TASK: Report each line in the records below that contains the string "series".

RECORDS FOR THIS EXERCISE:
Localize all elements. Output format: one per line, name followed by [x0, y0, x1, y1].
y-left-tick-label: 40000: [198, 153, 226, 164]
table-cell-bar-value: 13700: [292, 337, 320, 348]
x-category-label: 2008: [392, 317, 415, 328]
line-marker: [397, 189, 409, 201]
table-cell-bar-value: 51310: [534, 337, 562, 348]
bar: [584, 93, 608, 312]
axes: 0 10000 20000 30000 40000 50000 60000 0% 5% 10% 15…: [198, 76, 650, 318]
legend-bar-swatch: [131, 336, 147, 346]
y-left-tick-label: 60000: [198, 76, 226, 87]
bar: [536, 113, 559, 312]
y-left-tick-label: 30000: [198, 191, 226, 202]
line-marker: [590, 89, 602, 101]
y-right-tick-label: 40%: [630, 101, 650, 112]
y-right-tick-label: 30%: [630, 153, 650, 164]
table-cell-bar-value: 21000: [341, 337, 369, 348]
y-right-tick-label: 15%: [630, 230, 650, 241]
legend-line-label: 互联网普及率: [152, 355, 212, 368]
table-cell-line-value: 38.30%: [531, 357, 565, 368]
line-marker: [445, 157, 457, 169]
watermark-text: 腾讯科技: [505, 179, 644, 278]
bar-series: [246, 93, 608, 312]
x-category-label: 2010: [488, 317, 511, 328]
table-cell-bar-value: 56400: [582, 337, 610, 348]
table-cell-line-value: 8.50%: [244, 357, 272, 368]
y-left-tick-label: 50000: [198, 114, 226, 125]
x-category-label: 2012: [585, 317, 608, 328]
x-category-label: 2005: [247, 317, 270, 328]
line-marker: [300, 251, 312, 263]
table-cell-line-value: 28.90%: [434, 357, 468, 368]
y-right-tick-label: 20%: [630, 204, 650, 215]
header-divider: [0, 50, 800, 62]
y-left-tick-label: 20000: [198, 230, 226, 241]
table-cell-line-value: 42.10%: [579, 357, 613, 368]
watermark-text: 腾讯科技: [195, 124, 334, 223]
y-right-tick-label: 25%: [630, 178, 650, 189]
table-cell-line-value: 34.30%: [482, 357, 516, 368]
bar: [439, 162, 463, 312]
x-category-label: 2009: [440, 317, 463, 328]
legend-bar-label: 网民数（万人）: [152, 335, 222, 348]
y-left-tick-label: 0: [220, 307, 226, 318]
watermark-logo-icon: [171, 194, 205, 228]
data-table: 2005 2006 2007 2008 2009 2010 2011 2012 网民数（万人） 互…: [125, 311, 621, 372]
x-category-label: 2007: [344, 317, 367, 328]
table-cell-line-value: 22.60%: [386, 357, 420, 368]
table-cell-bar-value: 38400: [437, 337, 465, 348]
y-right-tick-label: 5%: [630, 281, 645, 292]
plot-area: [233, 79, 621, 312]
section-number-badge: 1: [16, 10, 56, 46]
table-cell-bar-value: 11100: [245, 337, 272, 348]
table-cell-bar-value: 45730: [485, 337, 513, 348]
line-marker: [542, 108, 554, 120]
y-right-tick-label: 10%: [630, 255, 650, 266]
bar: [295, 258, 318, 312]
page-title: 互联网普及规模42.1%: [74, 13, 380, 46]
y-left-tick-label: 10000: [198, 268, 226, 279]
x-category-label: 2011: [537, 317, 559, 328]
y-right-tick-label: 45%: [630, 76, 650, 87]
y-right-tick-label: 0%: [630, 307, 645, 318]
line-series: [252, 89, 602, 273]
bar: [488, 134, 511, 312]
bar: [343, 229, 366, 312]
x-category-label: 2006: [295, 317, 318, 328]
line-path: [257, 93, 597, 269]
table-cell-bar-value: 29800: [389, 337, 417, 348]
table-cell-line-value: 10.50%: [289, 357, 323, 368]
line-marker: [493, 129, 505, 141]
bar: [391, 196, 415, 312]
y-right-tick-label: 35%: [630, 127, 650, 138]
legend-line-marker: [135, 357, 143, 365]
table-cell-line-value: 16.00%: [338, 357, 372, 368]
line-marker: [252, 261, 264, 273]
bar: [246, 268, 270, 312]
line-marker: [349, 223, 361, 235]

SOLVED EXERCISE:
bar-series: [246, 93, 608, 312]
line-series: [252, 89, 602, 273]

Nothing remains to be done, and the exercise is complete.